Pick out each line with the word "object" from the material that follows.

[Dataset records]
#####

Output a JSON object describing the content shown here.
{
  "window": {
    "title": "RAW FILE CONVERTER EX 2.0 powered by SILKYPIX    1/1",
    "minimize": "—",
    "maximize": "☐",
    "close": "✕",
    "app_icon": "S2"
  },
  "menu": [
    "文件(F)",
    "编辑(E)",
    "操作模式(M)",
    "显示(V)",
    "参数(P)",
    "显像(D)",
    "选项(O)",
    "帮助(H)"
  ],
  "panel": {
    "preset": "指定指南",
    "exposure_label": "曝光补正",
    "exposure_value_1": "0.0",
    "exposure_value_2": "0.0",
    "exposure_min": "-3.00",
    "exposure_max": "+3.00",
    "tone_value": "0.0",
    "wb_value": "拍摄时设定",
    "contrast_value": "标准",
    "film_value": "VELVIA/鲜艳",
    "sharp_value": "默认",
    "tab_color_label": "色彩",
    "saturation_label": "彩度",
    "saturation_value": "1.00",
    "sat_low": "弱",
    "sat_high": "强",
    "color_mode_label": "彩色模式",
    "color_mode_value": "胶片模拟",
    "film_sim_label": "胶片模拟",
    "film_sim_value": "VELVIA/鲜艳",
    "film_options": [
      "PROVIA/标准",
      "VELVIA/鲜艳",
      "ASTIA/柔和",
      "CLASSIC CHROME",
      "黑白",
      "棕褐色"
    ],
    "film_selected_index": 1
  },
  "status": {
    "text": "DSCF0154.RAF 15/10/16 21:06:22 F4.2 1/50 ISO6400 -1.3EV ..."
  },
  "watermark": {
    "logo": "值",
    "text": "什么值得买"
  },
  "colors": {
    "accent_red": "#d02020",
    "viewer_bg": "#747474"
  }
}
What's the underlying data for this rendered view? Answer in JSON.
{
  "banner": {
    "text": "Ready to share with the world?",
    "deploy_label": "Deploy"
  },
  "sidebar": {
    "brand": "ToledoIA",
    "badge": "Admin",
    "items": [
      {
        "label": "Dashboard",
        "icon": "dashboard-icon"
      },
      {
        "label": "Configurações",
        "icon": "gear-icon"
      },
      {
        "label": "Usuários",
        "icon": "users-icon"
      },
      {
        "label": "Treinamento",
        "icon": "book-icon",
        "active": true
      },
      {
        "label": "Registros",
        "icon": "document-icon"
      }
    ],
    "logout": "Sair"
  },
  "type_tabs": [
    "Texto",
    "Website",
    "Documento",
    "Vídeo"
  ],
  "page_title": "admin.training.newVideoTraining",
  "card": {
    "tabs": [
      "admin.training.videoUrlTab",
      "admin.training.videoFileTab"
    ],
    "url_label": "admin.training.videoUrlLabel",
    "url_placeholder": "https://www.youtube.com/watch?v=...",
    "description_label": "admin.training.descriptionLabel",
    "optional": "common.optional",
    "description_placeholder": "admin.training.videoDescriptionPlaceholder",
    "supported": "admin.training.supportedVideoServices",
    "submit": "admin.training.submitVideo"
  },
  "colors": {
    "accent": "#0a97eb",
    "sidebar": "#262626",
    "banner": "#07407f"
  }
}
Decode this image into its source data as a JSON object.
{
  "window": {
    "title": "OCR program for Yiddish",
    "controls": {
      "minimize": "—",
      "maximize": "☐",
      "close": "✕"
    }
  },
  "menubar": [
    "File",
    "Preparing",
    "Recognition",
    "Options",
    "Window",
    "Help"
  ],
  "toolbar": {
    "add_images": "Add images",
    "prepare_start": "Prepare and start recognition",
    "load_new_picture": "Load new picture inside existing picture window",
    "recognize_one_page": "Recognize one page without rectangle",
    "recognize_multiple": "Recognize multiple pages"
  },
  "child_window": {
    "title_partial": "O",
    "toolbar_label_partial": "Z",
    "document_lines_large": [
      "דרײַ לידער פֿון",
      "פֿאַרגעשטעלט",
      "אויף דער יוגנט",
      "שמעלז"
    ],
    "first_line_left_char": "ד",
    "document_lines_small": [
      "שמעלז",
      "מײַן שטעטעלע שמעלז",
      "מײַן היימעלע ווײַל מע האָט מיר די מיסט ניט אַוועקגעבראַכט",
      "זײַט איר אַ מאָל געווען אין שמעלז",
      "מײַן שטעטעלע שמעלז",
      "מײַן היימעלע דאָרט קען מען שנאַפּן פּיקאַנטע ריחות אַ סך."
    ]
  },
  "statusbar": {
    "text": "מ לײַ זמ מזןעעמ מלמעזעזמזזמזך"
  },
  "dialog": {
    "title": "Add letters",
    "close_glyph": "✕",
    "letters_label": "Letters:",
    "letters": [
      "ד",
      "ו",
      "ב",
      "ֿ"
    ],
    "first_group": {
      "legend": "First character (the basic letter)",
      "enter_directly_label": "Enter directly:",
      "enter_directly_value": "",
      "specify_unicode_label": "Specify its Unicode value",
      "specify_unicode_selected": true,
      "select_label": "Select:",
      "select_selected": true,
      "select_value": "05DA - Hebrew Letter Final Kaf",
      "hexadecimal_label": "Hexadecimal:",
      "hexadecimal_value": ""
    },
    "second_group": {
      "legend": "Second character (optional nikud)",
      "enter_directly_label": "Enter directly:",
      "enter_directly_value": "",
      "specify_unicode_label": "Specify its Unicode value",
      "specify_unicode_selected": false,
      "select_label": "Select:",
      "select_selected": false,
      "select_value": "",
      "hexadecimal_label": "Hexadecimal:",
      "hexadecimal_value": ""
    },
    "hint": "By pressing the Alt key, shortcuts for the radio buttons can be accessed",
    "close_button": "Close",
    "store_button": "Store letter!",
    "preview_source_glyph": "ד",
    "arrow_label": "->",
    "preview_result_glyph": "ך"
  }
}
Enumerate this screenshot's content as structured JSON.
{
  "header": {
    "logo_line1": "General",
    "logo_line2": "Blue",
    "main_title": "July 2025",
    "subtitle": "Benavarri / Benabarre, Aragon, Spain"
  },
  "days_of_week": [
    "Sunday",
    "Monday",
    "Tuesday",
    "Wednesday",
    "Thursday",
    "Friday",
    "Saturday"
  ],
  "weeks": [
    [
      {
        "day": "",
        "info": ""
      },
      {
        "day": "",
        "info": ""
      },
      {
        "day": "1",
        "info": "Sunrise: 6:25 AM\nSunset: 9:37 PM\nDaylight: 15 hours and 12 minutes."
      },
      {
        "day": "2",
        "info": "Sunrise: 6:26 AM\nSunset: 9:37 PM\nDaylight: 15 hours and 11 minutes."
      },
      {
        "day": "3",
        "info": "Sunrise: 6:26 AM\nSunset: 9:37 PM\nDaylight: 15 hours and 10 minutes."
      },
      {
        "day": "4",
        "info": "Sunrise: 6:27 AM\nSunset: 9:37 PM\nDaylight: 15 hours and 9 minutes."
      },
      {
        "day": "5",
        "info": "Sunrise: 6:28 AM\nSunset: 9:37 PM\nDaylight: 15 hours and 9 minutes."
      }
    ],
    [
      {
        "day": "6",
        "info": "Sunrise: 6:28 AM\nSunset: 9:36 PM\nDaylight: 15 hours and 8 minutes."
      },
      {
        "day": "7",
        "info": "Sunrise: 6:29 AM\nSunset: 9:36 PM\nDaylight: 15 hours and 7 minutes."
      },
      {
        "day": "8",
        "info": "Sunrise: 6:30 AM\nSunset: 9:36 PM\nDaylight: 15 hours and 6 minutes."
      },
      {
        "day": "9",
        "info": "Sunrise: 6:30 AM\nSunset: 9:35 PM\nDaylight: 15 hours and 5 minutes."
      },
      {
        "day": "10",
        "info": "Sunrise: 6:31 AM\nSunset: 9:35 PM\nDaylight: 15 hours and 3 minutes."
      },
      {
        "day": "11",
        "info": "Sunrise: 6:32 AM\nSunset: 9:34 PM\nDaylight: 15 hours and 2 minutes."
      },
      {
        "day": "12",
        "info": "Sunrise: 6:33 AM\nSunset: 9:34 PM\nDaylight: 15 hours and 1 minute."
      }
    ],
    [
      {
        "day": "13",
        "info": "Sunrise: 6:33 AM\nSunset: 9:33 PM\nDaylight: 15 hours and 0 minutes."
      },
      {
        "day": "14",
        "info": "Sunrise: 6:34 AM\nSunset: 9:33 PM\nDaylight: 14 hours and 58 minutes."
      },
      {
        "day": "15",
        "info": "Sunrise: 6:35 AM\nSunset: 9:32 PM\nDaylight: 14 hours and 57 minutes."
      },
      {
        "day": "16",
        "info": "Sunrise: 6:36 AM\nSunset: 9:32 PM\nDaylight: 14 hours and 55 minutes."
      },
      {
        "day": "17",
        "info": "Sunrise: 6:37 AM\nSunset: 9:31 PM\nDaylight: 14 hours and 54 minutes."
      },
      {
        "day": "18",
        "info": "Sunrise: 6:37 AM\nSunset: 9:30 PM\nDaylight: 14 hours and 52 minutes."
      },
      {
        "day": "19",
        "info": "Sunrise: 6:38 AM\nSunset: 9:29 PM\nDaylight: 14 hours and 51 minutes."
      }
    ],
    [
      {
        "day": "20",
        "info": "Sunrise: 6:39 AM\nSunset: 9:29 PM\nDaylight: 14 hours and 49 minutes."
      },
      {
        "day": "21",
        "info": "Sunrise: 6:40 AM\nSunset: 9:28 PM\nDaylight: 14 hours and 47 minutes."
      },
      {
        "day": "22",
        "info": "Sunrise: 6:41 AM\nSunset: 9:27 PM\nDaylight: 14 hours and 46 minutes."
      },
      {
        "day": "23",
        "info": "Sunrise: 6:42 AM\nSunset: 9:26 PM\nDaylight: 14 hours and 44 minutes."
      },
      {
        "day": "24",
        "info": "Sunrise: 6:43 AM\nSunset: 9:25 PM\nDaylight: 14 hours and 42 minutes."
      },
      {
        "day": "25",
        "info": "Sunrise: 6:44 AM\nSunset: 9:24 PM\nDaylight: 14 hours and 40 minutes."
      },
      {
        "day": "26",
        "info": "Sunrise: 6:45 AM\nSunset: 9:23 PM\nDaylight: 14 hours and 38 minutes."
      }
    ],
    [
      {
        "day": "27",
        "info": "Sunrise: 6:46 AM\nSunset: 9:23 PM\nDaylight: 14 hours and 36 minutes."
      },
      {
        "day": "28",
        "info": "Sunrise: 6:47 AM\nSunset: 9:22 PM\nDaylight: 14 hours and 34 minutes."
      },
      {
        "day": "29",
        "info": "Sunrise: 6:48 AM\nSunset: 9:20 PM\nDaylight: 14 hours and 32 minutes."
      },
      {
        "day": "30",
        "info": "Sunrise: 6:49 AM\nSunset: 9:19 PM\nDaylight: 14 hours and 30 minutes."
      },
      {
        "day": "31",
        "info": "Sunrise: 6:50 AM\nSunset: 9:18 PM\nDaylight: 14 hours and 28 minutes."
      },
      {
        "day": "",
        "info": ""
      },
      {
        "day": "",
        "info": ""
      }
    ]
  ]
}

#####

Exercise answer |
Output a JSON object describing the content shown here.
Decode this image into its source data as a JSON object.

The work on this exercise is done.